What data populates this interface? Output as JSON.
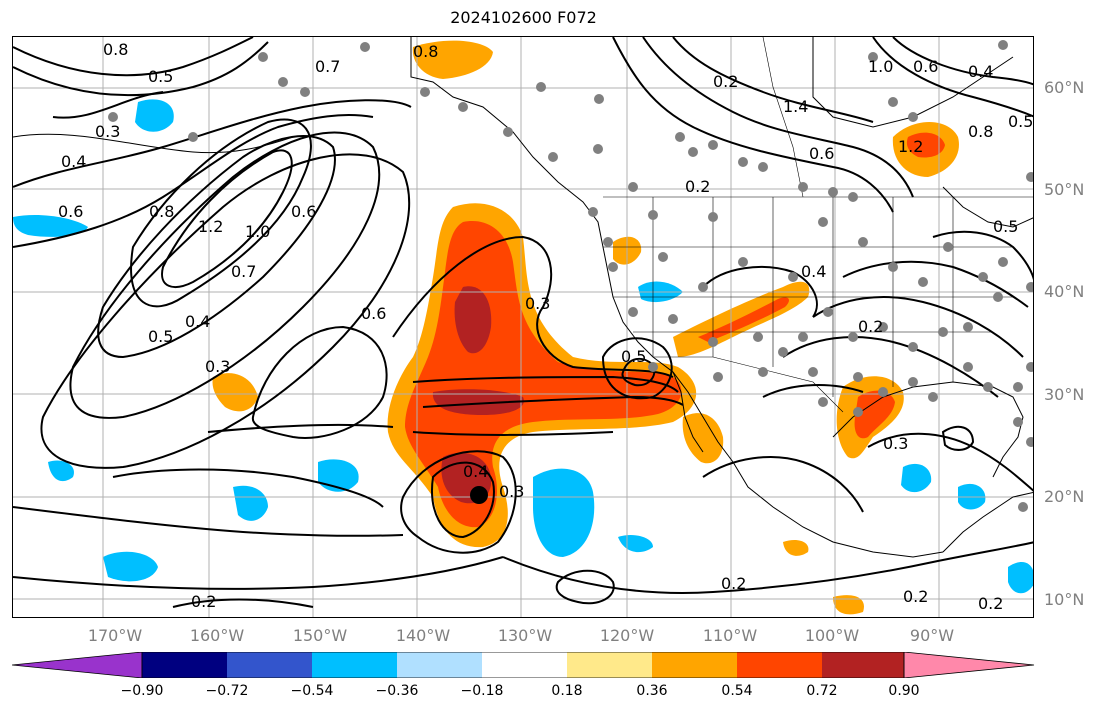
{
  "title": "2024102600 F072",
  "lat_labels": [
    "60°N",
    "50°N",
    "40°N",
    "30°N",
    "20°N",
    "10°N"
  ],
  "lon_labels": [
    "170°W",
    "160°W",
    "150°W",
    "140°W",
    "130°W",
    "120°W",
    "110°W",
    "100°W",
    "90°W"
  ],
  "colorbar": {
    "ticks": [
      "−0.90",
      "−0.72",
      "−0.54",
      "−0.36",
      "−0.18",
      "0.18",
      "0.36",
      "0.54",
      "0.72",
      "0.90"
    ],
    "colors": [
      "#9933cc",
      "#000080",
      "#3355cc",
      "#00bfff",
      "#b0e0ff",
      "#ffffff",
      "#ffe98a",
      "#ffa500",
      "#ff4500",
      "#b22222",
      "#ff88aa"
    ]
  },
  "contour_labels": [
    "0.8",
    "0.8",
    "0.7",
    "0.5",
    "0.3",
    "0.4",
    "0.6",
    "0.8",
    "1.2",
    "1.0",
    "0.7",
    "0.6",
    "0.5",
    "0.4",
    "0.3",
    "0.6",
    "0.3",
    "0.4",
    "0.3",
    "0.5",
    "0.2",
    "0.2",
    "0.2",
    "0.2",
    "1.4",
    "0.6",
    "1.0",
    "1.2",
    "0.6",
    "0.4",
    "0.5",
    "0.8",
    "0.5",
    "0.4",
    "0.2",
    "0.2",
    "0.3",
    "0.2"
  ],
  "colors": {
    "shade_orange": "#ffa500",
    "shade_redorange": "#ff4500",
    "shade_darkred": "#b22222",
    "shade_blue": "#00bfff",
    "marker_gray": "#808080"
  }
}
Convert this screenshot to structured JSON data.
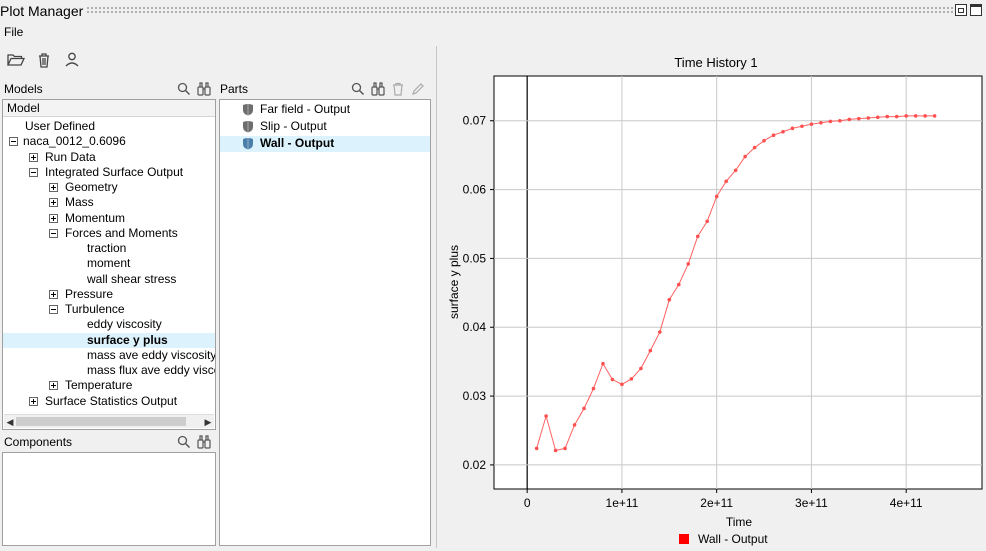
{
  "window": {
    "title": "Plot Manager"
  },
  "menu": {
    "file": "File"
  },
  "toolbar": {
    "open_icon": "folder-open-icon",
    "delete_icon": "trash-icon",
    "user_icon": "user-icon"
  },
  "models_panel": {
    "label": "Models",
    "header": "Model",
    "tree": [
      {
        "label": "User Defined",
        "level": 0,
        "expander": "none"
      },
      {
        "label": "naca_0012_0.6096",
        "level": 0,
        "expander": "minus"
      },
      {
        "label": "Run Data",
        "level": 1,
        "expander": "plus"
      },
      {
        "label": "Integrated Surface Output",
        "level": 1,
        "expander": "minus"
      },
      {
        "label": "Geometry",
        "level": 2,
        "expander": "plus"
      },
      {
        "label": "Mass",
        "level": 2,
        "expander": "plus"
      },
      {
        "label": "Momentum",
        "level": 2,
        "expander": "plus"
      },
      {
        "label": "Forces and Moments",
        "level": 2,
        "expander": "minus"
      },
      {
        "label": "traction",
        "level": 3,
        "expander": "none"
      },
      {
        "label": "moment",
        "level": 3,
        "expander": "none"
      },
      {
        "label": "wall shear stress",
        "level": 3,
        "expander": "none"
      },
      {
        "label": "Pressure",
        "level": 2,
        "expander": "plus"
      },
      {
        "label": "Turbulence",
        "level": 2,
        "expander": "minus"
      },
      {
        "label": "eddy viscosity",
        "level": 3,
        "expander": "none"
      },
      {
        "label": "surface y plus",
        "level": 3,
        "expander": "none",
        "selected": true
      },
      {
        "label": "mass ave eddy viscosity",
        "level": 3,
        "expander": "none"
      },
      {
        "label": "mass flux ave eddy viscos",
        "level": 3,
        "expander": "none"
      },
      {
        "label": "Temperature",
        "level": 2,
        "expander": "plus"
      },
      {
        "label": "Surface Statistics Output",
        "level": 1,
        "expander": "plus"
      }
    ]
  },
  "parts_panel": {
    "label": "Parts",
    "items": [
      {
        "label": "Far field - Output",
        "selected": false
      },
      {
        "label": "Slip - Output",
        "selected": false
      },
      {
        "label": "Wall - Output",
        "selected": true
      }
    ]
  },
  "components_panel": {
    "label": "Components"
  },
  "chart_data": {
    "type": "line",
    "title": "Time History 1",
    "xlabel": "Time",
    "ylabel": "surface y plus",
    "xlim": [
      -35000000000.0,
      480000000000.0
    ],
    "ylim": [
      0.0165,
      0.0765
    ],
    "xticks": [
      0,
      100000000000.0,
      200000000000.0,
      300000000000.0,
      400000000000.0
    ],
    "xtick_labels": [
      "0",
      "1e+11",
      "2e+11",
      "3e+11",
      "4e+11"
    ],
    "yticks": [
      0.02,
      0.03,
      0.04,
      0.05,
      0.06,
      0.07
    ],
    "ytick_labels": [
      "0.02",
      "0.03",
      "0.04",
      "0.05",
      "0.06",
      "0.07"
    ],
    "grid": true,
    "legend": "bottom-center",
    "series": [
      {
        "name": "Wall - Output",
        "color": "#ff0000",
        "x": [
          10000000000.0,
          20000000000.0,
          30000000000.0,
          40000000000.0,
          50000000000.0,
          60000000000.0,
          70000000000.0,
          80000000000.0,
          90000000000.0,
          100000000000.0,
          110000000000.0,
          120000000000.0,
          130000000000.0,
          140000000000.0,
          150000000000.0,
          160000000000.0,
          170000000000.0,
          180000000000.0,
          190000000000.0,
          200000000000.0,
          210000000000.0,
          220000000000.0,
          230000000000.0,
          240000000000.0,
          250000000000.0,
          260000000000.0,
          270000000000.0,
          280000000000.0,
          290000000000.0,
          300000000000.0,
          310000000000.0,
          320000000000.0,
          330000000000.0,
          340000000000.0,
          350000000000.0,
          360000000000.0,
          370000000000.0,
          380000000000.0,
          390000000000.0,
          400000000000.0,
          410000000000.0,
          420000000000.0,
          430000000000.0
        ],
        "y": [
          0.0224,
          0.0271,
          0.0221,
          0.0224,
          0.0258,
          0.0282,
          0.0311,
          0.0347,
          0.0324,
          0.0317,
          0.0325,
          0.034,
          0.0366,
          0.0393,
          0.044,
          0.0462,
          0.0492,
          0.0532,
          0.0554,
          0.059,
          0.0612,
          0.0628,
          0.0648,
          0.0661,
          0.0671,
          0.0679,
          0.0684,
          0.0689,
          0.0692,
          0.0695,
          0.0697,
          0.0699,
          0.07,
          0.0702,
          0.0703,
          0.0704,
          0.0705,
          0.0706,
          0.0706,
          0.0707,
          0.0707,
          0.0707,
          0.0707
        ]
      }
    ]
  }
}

⁂

• **Instructions for the task**:
Make an exact copy of the data, leaving its pictures out.

• **Result of the task**:
What data populates this interface? Output as JSON.
{
  "title": "2024102600 F072",
  "lat_labels": [
    "60°N",
    "50°N",
    "40°N",
    "30°N",
    "20°N",
    "10°N"
  ],
  "lon_labels": [
    "170°W",
    "160°W",
    "150°W",
    "140°W",
    "130°W",
    "120°W",
    "110°W",
    "100°W",
    "90°W"
  ],
  "colorbar": {
    "ticks": [
      "−0.90",
      "−0.72",
      "−0.54",
      "−0.36",
      "−0.18",
      "0.18",
      "0.36",
      "0.54",
      "0.72",
      "0.90"
    ],
    "colors": [
      "#9933cc",
      "#000080",
      "#3355cc",
      "#00bfff",
      "#b0e0ff",
      "#ffffff",
      "#ffe98a",
      "#ffa500",
      "#ff4500",
      "#b22222",
      "#ff88aa"
    ]
  },
  "contour_labels": [
    "0.8",
    "0.8",
    "0.7",
    "0.5",
    "0.3",
    "0.4",
    "0.6",
    "0.8",
    "1.2",
    "1.0",
    "0.7",
    "0.6",
    "0.5",
    "0.4",
    "0.3",
    "0.6",
    "0.3",
    "0.4",
    "0.3",
    "0.5",
    "0.2",
    "0.2",
    "0.2",
    "0.2",
    "1.4",
    "0.6",
    "1.0",
    "1.2",
    "0.6",
    "0.4",
    "0.5",
    "0.8",
    "0.5",
    "0.4",
    "0.2",
    "0.2",
    "0.3",
    "0.2"
  ],
  "colors": {
    "shade_orange": "#ffa500",
    "shade_redorange": "#ff4500",
    "shade_darkred": "#b22222",
    "shade_blue": "#00bfff",
    "marker_gray": "#808080"
  }
}
Convert this screenshot to structured JSON data.
{
  "window": {
    "title": "Plot Manager"
  },
  "menu": {
    "file": "File"
  },
  "toolbar": {
    "open_icon": "folder-open-icon",
    "delete_icon": "trash-icon",
    "user_icon": "user-icon"
  },
  "models_panel": {
    "label": "Models",
    "header": "Model",
    "tree": [
      {
        "label": "User Defined",
        "level": 0,
        "expander": "none"
      },
      {
        "label": "naca_0012_0.6096",
        "level": 0,
        "expander": "minus"
      },
      {
        "label": "Run Data",
        "level": 1,
        "expander": "plus"
      },
      {
        "label": "Integrated Surface Output",
        "level": 1,
        "expander": "minus"
      },
      {
        "label": "Geometry",
        "level": 2,
        "expander": "plus"
      },
      {
        "label": "Mass",
        "level": 2,
        "expander": "plus"
      },
      {
        "label": "Momentum",
        "level": 2,
        "expander": "plus"
      },
      {
        "label": "Forces and Moments",
        "level": 2,
        "expander": "minus"
      },
      {
        "label": "traction",
        "level": 3,
        "expander": "none"
      },
      {
        "label": "moment",
        "level": 3,
        "expander": "none"
      },
      {
        "label": "wall shear stress",
        "level": 3,
        "expander": "none"
      },
      {
        "label": "Pressure",
        "level": 2,
        "expander": "plus"
      },
      {
        "label": "Turbulence",
        "level": 2,
        "expander": "minus"
      },
      {
        "label": "eddy viscosity",
        "level": 3,
        "expander": "none"
      },
      {
        "label": "surface y plus",
        "level": 3,
        "expander": "none",
        "selected": true
      },
      {
        "label": "mass ave eddy viscosity",
        "level": 3,
        "expander": "none"
      },
      {
        "label": "mass flux ave eddy viscos",
        "level": 3,
        "expander": "none"
      },
      {
        "label": "Temperature",
        "level": 2,
        "expander": "plus"
      },
      {
        "label": "Surface Statistics Output",
        "level": 1,
        "expander": "plus"
      }
    ]
  },
  "parts_panel": {
    "label": "Parts",
    "items": [
      {
        "label": "Far field - Output",
        "selected": false
      },
      {
        "label": "Slip - Output",
        "selected": false
      },
      {
        "label": "Wall - Output",
        "selected": true
      }
    ]
  },
  "components_panel": {
    "label": "Components"
  },
  "chart_data": {
    "type": "line",
    "title": "Time History 1",
    "xlabel": "Time",
    "ylabel": "surface y plus",
    "xlim": [
      -35000000000.0,
      480000000000.0
    ],
    "ylim": [
      0.0165,
      0.0765
    ],
    "xticks": [
      0,
      100000000000.0,
      200000000000.0,
      300000000000.0,
      400000000000.0
    ],
    "xtick_labels": [
      "0",
      "1e+11",
      "2e+11",
      "3e+11",
      "4e+11"
    ],
    "yticks": [
      0.02,
      0.03,
      0.04,
      0.05,
      0.06,
      0.07
    ],
    "ytick_labels": [
      "0.02",
      "0.03",
      "0.04",
      "0.05",
      "0.06",
      "0.07"
    ],
    "grid": true,
    "legend": "bottom-center",
    "series": [
      {
        "name": "Wall - Output",
        "color": "#ff0000",
        "x": [
          10000000000.0,
          20000000000.0,
          30000000000.0,
          40000000000.0,
          50000000000.0,
          60000000000.0,
          70000000000.0,
          80000000000.0,
          90000000000.0,
          100000000000.0,
          110000000000.0,
          120000000000.0,
          130000000000.0,
          140000000000.0,
          150000000000.0,
          160000000000.0,
          170000000000.0,
          180000000000.0,
          190000000000.0,
          200000000000.0,
          210000000000.0,
          220000000000.0,
          230000000000.0,
          240000000000.0,
          250000000000.0,
          260000000000.0,
          270000000000.0,
          280000000000.0,
          290000000000.0,
          300000000000.0,
          310000000000.0,
          320000000000.0,
          330000000000.0,
          340000000000.0,
          350000000000.0,
          360000000000.0,
          370000000000.0,
          380000000000.0,
          390000000000.0,
          400000000000.0,
          410000000000.0,
          420000000000.0,
          430000000000.0
        ],
        "y": [
          0.0224,
          0.0271,
          0.0221,
          0.0224,
          0.0258,
          0.0282,
          0.0311,
          0.0347,
          0.0324,
          0.0317,
          0.0325,
          0.034,
          0.0366,
          0.0393,
          0.044,
          0.0462,
          0.0492,
          0.0532,
          0.0554,
          0.059,
          0.0612,
          0.0628,
          0.0648,
          0.0661,
          0.0671,
          0.0679,
          0.0684,
          0.0689,
          0.0692,
          0.0695,
          0.0697,
          0.0699,
          0.07,
          0.0702,
          0.0703,
          0.0704,
          0.0705,
          0.0706,
          0.0706,
          0.0707,
          0.0707,
          0.0707,
          0.0707
        ]
      }
    ]
  }
}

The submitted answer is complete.